Annotated region listings
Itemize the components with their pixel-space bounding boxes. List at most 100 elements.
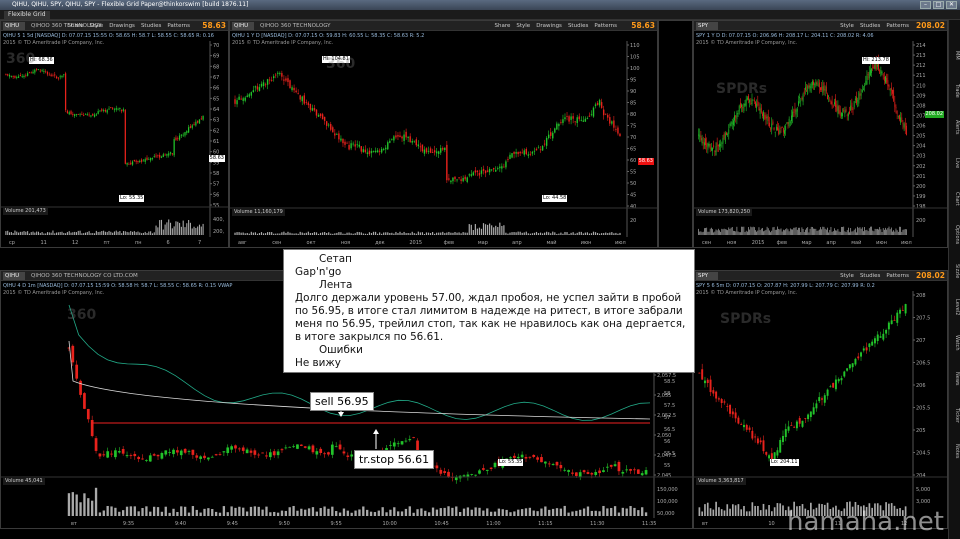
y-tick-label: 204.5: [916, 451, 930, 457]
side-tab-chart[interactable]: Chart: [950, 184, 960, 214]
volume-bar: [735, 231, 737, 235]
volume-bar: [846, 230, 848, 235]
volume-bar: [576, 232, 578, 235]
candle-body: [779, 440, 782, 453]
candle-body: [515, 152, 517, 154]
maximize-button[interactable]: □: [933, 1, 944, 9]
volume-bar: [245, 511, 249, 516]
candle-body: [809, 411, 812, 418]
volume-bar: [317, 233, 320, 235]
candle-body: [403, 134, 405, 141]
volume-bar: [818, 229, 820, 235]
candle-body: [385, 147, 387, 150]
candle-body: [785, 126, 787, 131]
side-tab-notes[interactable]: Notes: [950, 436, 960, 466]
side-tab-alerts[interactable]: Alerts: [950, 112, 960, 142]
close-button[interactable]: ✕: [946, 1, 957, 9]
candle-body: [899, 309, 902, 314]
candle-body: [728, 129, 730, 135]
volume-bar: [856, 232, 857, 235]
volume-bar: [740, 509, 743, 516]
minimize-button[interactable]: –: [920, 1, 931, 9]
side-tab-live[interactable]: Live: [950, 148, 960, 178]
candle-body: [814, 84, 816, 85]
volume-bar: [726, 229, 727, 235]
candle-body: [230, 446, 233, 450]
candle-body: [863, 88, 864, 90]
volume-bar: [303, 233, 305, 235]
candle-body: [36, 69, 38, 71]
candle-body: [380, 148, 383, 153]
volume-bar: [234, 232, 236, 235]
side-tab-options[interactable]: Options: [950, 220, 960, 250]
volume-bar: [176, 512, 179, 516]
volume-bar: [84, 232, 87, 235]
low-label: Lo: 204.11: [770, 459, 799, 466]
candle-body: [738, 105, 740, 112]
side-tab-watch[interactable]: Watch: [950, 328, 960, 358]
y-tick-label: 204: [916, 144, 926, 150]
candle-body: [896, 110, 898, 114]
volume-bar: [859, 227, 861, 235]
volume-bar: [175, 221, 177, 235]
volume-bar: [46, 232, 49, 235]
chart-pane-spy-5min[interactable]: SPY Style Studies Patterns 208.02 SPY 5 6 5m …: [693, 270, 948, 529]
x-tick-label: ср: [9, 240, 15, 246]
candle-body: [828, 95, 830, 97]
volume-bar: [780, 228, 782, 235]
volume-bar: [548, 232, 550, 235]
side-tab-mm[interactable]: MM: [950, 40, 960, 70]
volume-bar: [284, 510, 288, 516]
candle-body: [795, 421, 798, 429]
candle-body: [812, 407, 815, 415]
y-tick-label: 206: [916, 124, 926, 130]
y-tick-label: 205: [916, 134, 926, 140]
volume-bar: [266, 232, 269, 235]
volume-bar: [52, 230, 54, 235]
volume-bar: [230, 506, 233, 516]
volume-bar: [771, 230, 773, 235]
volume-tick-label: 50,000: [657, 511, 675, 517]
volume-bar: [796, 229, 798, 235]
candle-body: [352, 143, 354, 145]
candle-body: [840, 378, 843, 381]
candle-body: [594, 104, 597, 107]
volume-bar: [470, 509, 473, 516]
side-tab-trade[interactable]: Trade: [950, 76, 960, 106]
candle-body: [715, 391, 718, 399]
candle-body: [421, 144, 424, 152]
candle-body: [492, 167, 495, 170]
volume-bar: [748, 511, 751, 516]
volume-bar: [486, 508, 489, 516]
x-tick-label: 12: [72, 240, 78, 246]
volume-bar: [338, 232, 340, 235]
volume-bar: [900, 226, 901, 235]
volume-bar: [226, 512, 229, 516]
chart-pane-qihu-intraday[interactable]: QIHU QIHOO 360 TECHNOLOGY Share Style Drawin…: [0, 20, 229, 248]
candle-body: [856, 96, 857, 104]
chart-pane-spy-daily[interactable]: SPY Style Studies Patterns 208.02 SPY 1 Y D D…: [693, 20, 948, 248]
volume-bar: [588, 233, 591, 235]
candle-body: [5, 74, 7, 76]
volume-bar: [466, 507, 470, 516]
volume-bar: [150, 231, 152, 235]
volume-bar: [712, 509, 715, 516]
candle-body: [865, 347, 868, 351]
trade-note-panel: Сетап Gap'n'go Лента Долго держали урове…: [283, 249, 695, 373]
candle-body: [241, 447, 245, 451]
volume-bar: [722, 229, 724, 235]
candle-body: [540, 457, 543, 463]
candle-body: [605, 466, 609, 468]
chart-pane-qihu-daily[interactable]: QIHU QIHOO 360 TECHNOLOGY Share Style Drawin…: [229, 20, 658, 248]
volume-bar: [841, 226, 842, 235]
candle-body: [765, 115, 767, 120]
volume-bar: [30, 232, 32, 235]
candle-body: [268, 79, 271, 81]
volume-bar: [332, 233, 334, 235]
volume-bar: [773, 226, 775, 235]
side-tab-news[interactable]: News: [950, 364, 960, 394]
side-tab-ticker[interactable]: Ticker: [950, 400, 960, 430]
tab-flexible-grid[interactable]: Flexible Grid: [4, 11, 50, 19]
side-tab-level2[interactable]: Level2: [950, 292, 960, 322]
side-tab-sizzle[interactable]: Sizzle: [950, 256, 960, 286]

...

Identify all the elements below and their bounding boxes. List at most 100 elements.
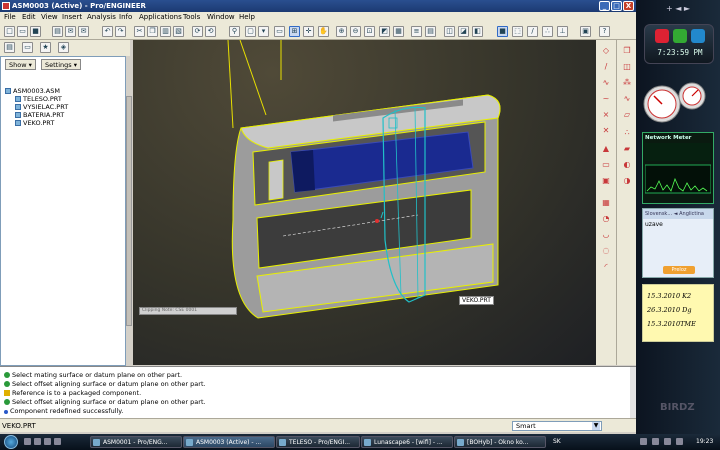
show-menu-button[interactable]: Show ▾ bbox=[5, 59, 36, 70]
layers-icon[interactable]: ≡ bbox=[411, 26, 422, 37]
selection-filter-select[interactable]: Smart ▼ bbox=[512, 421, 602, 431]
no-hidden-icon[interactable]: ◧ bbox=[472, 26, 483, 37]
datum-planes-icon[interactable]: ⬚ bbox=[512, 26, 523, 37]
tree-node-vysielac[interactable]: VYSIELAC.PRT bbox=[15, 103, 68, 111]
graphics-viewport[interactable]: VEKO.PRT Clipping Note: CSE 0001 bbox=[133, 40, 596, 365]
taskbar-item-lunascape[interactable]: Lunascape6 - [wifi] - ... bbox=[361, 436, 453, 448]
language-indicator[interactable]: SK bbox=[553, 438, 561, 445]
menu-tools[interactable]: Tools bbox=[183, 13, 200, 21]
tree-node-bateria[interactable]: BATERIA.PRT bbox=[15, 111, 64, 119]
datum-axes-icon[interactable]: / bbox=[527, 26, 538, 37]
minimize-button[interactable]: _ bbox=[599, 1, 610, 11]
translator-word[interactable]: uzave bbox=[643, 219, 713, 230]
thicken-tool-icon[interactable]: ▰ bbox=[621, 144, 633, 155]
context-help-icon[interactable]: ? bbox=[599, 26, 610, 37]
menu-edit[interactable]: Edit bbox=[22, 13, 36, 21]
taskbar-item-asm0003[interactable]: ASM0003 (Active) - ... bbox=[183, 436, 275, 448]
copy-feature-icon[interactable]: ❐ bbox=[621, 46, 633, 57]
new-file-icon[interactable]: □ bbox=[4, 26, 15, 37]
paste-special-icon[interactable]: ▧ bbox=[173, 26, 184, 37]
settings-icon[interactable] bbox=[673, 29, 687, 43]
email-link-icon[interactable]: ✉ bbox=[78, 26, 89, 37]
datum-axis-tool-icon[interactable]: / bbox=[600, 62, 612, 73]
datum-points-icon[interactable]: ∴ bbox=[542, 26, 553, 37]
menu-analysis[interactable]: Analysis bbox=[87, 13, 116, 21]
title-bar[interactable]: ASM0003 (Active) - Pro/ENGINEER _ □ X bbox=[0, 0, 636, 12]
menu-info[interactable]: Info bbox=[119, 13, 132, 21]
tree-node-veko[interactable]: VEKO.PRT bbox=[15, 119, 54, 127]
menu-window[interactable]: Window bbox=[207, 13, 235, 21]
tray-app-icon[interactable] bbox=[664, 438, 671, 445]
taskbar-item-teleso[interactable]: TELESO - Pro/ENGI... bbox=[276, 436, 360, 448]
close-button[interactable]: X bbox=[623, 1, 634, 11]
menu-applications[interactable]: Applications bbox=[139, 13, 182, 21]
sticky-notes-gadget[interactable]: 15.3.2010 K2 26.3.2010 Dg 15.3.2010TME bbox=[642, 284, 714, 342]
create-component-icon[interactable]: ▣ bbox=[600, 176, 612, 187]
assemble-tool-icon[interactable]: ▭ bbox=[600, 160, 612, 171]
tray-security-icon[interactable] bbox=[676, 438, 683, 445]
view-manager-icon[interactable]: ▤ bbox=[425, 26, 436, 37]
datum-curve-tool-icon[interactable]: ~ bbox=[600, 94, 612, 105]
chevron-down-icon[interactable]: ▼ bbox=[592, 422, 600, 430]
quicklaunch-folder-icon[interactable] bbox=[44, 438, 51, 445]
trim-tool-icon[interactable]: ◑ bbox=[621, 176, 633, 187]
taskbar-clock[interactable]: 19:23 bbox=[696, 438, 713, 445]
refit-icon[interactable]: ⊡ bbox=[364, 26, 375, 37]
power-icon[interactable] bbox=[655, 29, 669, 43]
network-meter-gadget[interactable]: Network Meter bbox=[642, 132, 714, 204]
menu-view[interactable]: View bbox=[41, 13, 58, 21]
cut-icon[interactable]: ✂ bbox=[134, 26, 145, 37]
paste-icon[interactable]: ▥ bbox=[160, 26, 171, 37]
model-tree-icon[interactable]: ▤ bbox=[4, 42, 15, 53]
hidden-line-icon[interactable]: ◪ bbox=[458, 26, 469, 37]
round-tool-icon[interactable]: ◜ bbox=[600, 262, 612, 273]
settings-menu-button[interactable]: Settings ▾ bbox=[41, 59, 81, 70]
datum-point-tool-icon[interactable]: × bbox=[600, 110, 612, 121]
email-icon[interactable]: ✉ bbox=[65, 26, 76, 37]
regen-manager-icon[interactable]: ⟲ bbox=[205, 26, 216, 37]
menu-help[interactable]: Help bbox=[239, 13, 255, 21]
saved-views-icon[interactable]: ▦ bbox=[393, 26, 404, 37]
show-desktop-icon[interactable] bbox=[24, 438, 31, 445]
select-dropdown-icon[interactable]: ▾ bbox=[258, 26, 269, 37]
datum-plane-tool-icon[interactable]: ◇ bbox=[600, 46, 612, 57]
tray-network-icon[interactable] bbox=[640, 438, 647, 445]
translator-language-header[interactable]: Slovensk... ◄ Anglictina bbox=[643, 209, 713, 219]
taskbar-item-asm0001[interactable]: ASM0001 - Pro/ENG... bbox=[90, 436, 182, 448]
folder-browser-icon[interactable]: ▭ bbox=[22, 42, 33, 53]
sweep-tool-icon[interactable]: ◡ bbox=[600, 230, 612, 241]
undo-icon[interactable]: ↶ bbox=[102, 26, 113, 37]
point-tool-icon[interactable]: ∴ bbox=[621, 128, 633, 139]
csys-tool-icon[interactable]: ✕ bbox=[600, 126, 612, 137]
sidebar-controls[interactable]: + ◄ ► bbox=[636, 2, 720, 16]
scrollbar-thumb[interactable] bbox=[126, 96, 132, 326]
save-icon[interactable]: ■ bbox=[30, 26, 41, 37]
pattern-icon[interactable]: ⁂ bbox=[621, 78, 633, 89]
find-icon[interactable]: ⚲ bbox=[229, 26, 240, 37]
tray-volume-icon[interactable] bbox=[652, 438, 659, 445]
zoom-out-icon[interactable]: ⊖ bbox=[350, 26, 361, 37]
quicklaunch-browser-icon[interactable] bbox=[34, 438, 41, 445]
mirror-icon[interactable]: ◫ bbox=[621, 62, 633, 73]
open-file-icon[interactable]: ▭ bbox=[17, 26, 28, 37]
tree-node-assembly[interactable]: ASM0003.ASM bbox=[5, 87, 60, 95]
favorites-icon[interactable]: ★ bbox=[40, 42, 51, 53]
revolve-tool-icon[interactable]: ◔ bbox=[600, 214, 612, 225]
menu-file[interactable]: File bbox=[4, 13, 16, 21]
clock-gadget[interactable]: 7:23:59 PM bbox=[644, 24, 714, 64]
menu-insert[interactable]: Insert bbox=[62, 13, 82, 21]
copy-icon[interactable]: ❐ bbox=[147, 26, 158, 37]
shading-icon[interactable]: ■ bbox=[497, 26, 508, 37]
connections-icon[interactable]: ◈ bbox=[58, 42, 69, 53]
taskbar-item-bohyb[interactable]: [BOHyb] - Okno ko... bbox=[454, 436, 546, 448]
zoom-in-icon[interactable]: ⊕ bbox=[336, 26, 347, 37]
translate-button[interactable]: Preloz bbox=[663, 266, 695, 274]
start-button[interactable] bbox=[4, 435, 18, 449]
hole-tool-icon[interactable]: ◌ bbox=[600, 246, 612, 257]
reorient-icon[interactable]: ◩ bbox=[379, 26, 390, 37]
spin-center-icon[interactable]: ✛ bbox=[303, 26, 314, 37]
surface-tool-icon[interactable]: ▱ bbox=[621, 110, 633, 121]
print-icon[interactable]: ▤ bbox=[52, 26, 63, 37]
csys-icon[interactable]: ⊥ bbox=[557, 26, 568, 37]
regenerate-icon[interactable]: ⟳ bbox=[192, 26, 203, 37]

● **Problem statement**
Starting at the line with "y-tick-label: 204.5: [916, 451, 930, 457]" and ending with the line with "candle-body: [812, 407, 815, 415]", include both and give those lines above as a Markdown table. Use a column n for the row number and a column Line for the line itself, and leave out any blank lines.

● **Response to this exercise**
| n | Line |
|---|---|
| 1 | y-tick-label: 204.5: [916, 451, 930, 457] |
| 2 | side-tab-chart[interactable]: Chart: [950, 184, 960, 214] |
| 3 | volume-bar: [735, 231, 737, 235] |
| 4 | volume-bar: [846, 230, 848, 235] |
| 5 | volume-bar: [576, 232, 578, 235] |
| 6 | candle-body: [779, 440, 782, 453] |
| 7 | candle-body: [515, 152, 517, 154] |
| 8 | maximize-button[interactable]: □: [933, 1, 944, 9] |
| 9 | volume-bar: [245, 511, 249, 516] |
| 10 | candle-body: [809, 411, 812, 418] |
| 11 | volume-bar: [317, 233, 320, 235] |
| 12 | candle-body: [403, 134, 405, 141] |
| 13 | volume-bar: [818, 229, 820, 235] |
| 14 | candle-body: [385, 147, 387, 150] |
| 15 | candle-body: [785, 126, 787, 131] |
| 16 | side-tab-notes[interactable]: Notes: [950, 436, 960, 466] |
| 17 | side-tab-alerts[interactable]: Alerts: [950, 112, 960, 142] |
| 18 | close-button[interactable]: ✕: [946, 1, 957, 9] |
| 19 | candle-body: [899, 309, 902, 314] |
| 20 | candle-body: [728, 129, 730, 135] |
| 21 | volume-bar: [856, 232, 857, 235] |
| 22 | volume-bar: [740, 509, 743, 516] |
| 23 | minimize-button[interactable]: –: [920, 1, 931, 9] |
| 24 | side-tab-live[interactable]: Live: [950, 148, 960, 178] |
| 25 | candle-body: [814, 84, 816, 85] |
| 26 | volume-bar: [726, 229, 727, 235] |
| 27 | candle-body: [230, 446, 233, 450] |
| 28 | candle-body: [863, 88, 864, 90] |
| 29 | volume-bar: [303, 233, 305, 235] |
| 30 | candle-body: [36, 69, 38, 71] |
| 31 | candle-body: [380, 148, 383, 153] |
| 32 | volume-bar: [234, 232, 236, 235] |
| 33 | side-tab-options[interactable]: Options: [950, 220, 960, 250] |
| 34 | volume-bar: [176, 512, 179, 516] |
| 35 | volume-bar: [84, 232, 87, 235] |
| 36 | low-label: Lo: 204.11: [770, 459, 799, 466] |
| 37 | candle-body: [738, 105, 740, 112] |
| 38 | side-tab-watch[interactable]: Watch: [950, 328, 960, 358] |
| 39 | y-tick-label: 204: [916, 144, 926, 150] |
| 40 | candle-body: [896, 110, 898, 114] |
| 41 | volume-bar: [859, 227, 861, 235] |
| 42 | volume-bar: [175, 221, 177, 235] |
| 43 | volume-bar: [46, 232, 49, 235] |
| 44 | chart-pane-spy-5min[interactable]: SPY Style Studies Patterns 208.02 SPY 5 6 5m …: [693, 270, 948, 529] |
| 45 | x-tick-label: ср: [9, 240, 15, 246] |
| 46 | candle-body: [828, 95, 830, 97] |
| 47 | volume-bar: [780, 228, 782, 235] |
| 48 | volume-bar: [548, 232, 550, 235] |
| 49 | side-tab-mm[interactable]: MM: [950, 40, 960, 70] |
| 50 | volume-bar: [284, 510, 288, 516] |
| 51 | candle-body: [795, 421, 798, 429] |
| 52 | candle-body: [812, 407, 815, 415] |